#### [PROBLEM TO SOLVE]
Wherever the string "Zeit" appears in the listing, copy that line.

______

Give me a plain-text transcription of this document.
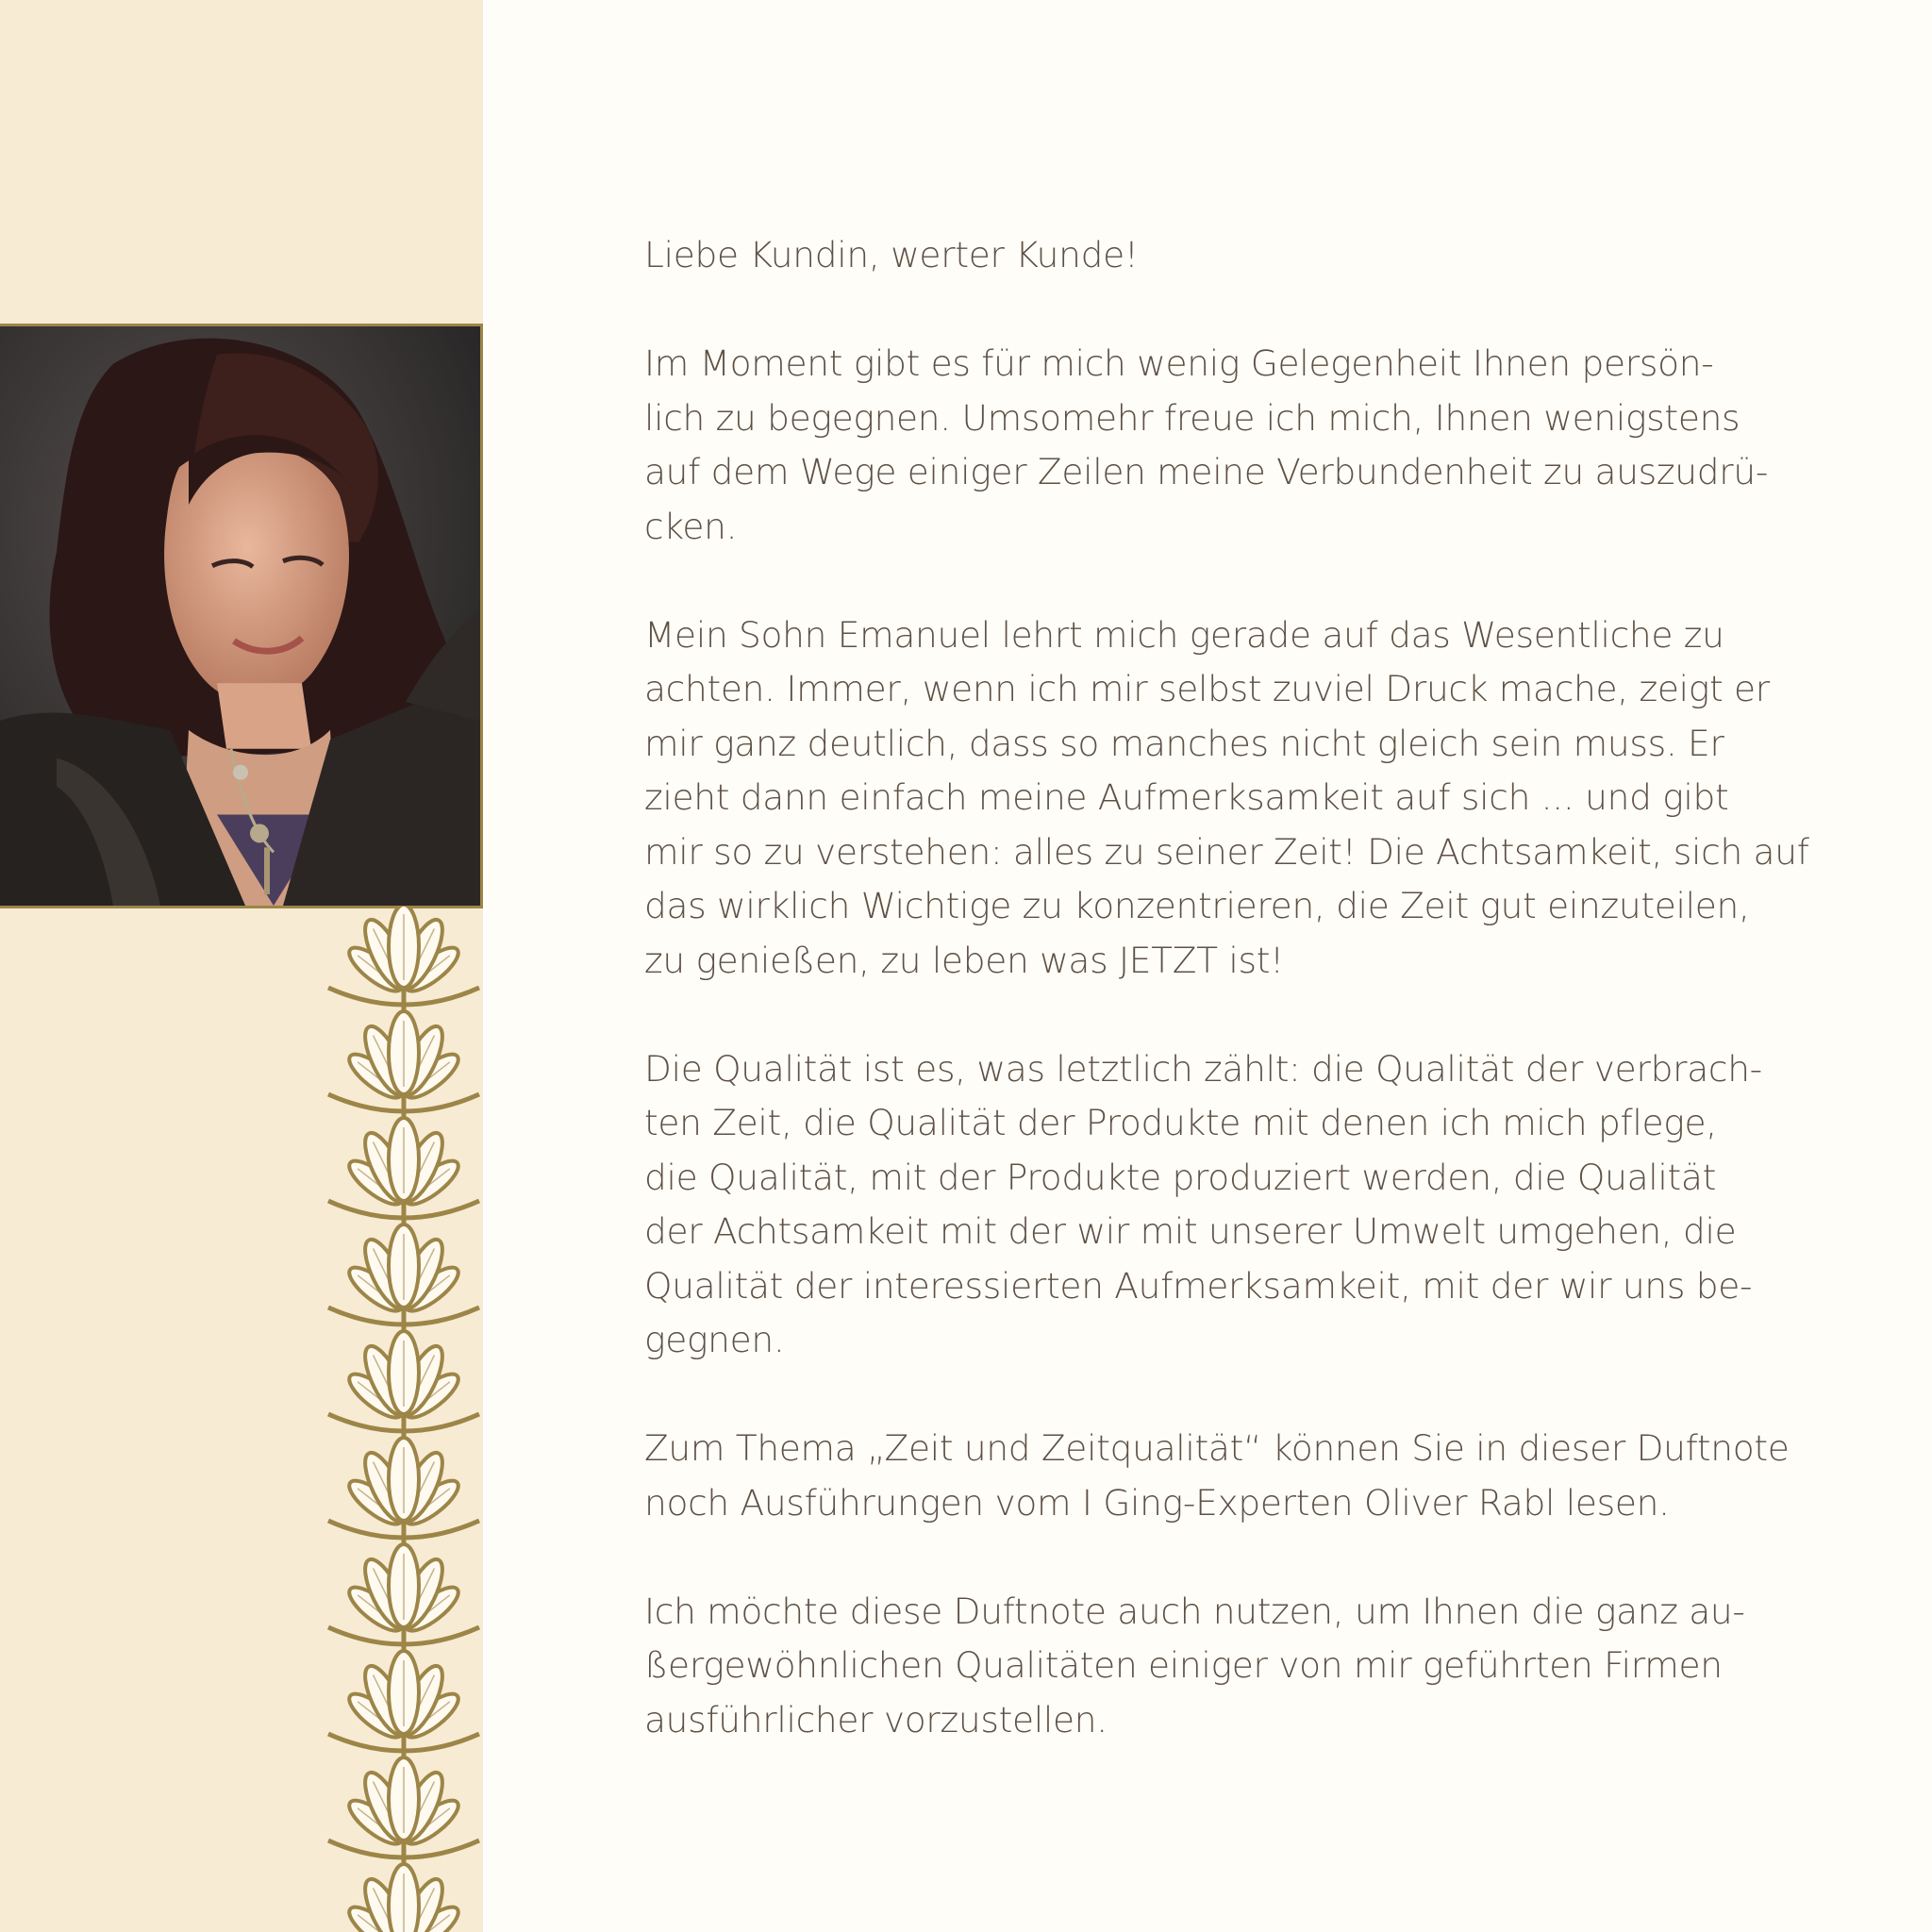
Liebe Kundin, werter Kunde!

Im Moment gibt es für mich wenig Gelegenheit Ihnen persön-
lich zu begegnen. Umsomehr freue ich mich, Ihnen wenigstens
auf dem Wege einiger Zeilen meine Verbundenheit zu auszudrü-
cken.

Mein Sohn Emanuel lehrt mich gerade auf das Wesentliche zu
achten. Immer, wenn ich mir selbst zuviel Druck mache, zeigt er
mir ganz deutlich, dass so manches nicht gleich sein muss. Er
zieht dann einfach meine Aufmerksamkeit auf sich ... und gibt
mir so zu verstehen: alles zu seiner Zeit! Die Achtsamkeit, sich auf
das wirklich Wichtige zu konzentrieren, die Zeit gut einzuteilen,
zu genießen, zu leben was JETZT ist!

Die Qualität ist es, was letztlich zählt: die Qualität der verbrach-
ten Zeit, die Qualität der Produkte mit denen ich mich pflege,
die Qualität, mit der Produkte produziert werden, die Qualität
der Achtsamkeit mit der wir mit unserer Umwelt umgehen, die
Qualität der interessierten Aufmerksamkeit, mit der wir uns be-
gegnen.

Zum Thema „Zeit und Zeitqualität“ können Sie in dieser Duftnote
noch Ausführungen vom I Ging-Experten Oliver Rabl lesen.

Ich möchte diese Duftnote auch nutzen, um Ihnen die ganz au-
ßergewöhnlichen Qualitäten einiger von mir geführten Firmen
ausführlicher vorzustellen.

______

#### [TASK OUTPUT]
mir so zu verstehen: alles zu seiner Zeit! Die Achtsamkeit, sich auf
das wirklich Wichtige zu konzentrieren, die Zeit gut einzuteilen,
ten Zeit, die Qualität der Produkte mit denen ich mich pflege,
Zum Thema „Zeit und Zeitqualität“ können Sie in dieser Duftnote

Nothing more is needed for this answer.